■ **Selected text**:
* * * * * * *

However the Minister, through his own research, and I say his, because the Minister is a male, zeroed in on the likely statute that was used to convict Mr. Kotai, which would be the Hungarian Criminal Code and has zeroed in on Section 170(1) of that Code as the applicable provision.

There are some issues, for sure. The Minister encountered Mr. Kotai on the 21st of November 2012 and would have had eight months between then and now to collect the kind of information that is required to make a persuasive argument about Mr. Kotai’s inadmissibility. However, what I find is that there is next to nothing in the disclosure package confirming the existence of a conviction for Mr. Kotai and there is also no information about efforts made by the Minister in that regard.

The question therefore is, can the Tribunal rely solely on the statements made by Mr. Kotai at the port of entry and today?

In spite of all that I have said my answer to this will be in the affirmative.

[…]

Given what is before the Division today, I would find that the evidence from Mr. Kotai himself that he received a conviction for assault causing light bodily harm is credible and compelling information and that the Division can rely upon that information, in spite of the inability of the Minister to provide other corroboratory pieces of evidence.

A point which should be made clear is that the threshold to establish the allegation relating to serious criminality outside Canada is reasonable grounds to believe, which is quite a low standard. It is a bona fide belief in a serious possibility based on credible evidence.

The panel found that Mr. Kotai’s evidence to be credible and based on what he stated to the port of entry officials and what he has stated today, this court can hold that he did receive a conviction.

The Federal Court found that approach was improper, and that “to make a comparison to a conviction in Canada, surely there must be some verifiable evidence advanced that a foreign state’s action can be considered to be a “conviction” as that word is understood in Canada.”

Re-Trying the Criminal Matter

In Li v Canada (Minister of Citizenship and Immigration), [1997] 1 FC 235 the Federal Court of Appeal (“Li”) found that Canadian immigration legislation does not contemplate a retrial of the case applying Canadian rules of evidence, nor does it contemplate an examination of the validity of the conviction abroad.  As such, Immigration, Refugees and Citizenship Canada will generally not assess whether there would have been a conviction in Canada.  Svecz v. Canada (Public Safety and Emergency Preparedness), 2016 FC 003 is a good example of the application of the principle, as the Federal Court declined to re-assess the evidence before a Hungarian court where the applicant was convicted of fraud, and where he argued that it was unlikely that a Canadian court would have convicted him of fraud, despite the two statutes being similar.  Having said this, the Federal Court in Smith v. Canada (Immigration, Refugees and Citizenship) has stated that convictions in absentia may merit scrutiny.

* * * * * * *

■ **Source material**:
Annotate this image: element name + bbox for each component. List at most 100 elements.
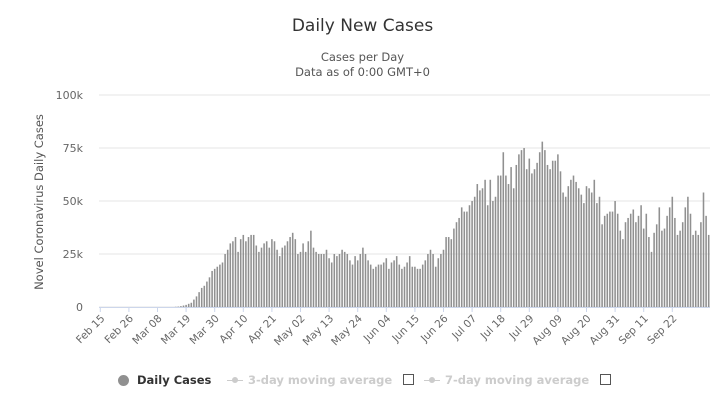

* * * * * * *

■ **Required work**:
(a) Translate this sentence from the text on foreign convictions into Spanish: "In spite of all that I have said my answer to this will be in the affirmative."
(b) Write out the part of the text on foreign convictions starting at "However the Minister, through" and ending at "in that regard.".

■ **Outputs**:
(a) A pesar de todo lo que he dicho, mi respuesta a esto será afirmativa.

(b)
However the Minister, through his own research, and I say his, because the Minister is a male, zeroed in on the likely statute that was used to convict Mr. Kotai, which would be the Hungarian Criminal Code and has zeroed in on Section 170(1) of that Code as the applicable provision.

There are some issues, for sure. The Minister encountered Mr. Kotai on the 21st of November 2012 and would have had eight months between then and now to collect the kind of information that is required to make a persuasive argument about Mr. Kotai’s inadmissibility. However, what I find is that there is next to nothing in the disclosure package confirming the existence of a conviction for Mr. Kotai and there is also no information about efforts made by the Minister in that regard.